# THE EXERCISE:
Identify and pull out each line of the entries in which "一般来说" occurs.

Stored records
- - - - -
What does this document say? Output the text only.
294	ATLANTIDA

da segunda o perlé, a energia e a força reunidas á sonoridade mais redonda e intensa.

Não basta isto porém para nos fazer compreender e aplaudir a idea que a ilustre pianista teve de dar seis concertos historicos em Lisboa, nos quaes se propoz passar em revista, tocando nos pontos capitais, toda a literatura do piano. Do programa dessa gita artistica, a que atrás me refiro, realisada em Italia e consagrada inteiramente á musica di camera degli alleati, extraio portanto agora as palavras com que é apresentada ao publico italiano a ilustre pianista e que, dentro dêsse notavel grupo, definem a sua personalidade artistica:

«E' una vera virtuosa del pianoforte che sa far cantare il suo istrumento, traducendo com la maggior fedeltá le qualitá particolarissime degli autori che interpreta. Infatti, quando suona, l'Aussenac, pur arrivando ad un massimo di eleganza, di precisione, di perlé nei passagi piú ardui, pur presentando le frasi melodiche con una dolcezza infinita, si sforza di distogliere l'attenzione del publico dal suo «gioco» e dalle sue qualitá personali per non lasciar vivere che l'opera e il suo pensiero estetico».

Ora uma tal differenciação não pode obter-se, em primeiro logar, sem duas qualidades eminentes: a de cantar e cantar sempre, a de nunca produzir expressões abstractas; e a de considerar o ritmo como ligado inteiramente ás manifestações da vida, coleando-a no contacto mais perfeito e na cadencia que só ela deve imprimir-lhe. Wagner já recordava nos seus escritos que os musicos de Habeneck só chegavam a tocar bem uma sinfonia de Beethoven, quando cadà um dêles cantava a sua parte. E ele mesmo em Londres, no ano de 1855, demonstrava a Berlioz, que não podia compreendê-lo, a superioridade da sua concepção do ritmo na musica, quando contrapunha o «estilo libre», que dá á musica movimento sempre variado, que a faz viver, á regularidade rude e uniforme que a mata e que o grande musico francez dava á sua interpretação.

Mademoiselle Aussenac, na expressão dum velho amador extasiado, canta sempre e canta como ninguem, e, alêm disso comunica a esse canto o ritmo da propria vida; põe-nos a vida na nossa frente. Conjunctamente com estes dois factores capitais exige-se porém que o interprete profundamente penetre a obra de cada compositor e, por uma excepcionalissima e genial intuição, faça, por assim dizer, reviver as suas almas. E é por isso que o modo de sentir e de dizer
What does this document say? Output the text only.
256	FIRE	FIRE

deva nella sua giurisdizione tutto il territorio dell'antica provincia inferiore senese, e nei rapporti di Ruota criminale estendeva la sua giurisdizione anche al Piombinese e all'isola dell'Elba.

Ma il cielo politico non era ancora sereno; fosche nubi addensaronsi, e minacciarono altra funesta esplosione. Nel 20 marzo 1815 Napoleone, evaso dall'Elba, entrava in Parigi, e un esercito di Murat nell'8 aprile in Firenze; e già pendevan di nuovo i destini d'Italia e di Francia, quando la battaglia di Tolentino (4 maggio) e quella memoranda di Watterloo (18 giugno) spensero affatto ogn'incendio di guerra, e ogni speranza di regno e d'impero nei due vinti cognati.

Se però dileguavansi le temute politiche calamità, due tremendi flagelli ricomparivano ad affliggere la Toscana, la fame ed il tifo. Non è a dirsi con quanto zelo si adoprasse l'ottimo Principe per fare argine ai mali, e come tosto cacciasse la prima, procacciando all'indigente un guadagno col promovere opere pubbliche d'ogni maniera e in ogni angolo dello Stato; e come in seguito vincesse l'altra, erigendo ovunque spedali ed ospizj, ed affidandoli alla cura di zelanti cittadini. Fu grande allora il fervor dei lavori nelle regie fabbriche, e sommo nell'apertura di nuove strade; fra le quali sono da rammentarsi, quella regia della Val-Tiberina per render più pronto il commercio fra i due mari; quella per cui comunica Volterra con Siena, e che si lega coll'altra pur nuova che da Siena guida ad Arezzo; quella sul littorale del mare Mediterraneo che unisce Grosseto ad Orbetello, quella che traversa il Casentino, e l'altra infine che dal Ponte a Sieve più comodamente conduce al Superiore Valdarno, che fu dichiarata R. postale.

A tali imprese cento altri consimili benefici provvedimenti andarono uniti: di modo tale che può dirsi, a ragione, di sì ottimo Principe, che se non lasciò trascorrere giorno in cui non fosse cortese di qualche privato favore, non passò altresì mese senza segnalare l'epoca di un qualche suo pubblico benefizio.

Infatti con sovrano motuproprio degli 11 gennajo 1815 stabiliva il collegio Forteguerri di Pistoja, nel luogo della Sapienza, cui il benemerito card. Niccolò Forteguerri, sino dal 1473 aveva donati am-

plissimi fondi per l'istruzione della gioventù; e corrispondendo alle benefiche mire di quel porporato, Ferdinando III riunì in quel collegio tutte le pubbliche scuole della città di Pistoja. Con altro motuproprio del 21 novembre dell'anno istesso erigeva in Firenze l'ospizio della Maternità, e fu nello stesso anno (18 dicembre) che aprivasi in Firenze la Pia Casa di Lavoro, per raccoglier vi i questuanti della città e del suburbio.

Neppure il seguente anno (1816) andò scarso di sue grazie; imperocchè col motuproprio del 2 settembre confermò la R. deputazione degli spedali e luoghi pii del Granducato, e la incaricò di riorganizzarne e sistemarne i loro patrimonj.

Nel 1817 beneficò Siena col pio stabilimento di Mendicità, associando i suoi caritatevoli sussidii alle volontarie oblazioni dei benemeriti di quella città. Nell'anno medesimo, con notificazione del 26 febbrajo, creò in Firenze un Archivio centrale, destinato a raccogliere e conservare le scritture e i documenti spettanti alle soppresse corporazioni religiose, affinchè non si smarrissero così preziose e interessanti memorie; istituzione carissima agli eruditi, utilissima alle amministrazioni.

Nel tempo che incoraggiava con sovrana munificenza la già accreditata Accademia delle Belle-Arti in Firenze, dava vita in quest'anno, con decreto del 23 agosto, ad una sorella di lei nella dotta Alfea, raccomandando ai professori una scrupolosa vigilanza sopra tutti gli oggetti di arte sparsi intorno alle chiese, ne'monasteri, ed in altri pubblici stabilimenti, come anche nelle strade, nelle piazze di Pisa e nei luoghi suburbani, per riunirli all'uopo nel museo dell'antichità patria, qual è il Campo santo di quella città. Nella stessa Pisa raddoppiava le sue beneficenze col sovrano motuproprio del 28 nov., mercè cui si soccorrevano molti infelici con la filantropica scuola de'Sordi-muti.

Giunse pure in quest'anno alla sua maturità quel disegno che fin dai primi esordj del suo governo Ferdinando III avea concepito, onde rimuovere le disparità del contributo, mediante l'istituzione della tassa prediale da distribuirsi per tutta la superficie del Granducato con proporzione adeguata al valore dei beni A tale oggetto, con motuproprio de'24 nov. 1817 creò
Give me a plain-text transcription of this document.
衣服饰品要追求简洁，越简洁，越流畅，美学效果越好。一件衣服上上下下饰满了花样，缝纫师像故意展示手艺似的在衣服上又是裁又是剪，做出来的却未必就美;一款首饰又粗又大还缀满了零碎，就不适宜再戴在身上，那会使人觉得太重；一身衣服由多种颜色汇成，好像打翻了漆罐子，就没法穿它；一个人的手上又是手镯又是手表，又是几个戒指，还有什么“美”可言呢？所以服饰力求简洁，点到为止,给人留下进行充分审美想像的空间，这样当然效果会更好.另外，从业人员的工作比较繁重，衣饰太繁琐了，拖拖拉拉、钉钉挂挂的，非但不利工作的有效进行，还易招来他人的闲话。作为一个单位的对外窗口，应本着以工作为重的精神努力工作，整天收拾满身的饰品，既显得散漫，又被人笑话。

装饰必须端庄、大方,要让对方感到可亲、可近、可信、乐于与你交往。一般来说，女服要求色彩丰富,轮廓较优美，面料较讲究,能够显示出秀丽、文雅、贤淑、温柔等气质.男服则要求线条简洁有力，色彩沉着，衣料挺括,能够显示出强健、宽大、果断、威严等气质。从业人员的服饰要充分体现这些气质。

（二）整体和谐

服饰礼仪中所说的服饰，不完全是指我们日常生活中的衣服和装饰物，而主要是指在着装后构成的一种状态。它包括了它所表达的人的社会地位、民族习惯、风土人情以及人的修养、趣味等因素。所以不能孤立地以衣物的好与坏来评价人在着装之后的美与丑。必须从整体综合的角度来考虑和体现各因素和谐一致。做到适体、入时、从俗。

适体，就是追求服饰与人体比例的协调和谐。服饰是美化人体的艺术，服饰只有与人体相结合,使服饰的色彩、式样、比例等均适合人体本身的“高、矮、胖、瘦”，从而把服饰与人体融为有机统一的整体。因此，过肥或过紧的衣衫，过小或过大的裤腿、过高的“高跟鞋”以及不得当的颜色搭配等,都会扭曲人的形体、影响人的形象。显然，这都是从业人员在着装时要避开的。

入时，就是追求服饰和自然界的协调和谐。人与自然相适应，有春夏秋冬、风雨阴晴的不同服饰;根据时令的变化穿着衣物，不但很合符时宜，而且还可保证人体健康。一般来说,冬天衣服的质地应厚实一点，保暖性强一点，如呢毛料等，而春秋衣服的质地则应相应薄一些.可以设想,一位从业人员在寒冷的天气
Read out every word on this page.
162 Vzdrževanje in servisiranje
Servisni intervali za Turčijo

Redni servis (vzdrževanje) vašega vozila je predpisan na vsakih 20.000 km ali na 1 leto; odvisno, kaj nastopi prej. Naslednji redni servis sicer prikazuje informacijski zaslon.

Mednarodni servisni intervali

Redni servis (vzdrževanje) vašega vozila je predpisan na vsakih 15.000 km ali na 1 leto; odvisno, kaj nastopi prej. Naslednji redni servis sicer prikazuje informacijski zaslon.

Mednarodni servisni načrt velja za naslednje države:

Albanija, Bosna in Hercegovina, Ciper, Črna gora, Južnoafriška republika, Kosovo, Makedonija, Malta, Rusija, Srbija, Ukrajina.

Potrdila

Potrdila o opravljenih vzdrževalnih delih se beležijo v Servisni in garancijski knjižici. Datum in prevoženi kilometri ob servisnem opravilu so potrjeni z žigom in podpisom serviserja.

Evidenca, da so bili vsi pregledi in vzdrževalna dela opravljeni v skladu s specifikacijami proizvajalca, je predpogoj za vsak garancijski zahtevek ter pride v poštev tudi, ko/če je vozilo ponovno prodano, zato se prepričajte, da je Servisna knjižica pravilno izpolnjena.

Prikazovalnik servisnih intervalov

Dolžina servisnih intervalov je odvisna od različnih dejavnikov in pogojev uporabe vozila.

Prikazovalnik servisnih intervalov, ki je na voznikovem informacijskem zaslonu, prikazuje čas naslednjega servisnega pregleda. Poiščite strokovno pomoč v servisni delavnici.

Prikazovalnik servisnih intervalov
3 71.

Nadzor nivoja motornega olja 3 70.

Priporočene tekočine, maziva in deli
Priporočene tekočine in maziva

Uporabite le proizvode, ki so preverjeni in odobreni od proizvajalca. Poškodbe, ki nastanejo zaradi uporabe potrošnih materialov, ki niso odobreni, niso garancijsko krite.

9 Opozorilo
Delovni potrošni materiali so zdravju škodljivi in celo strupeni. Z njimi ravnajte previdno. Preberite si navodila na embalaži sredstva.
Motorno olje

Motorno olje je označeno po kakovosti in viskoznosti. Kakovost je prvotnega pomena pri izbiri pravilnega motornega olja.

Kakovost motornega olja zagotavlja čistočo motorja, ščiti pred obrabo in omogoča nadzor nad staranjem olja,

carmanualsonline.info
- - - - -
# ANSWER TO THE PROBLEM:
装饰必须端庄、大方,要让对方感到可亲、可近、可信、乐于与你交往。一般来说，女服要求色彩丰富,轮廓较优美，面料较讲究,能够显示出秀丽、文雅、贤淑、温柔等气质.男服则要求线条简洁有力，色彩沉着，衣料挺括,能够显示出强健、宽大、果断、威严等气质。从业人员的服饰要充分体现这些气质。
入时，就是追求服饰和自然界的协调和谐。人与自然相适应，有春夏秋冬、风雨阴晴的不同服饰;根据时令的变化穿着衣物，不但很合符时宜，而且还可保证人体健康。一般来说,冬天衣服的质地应厚实一点，保暖性强一点，如呢毛料等，而春秋衣服的质地则应相应薄一些.可以设想,一位从业人员在寒冷的天气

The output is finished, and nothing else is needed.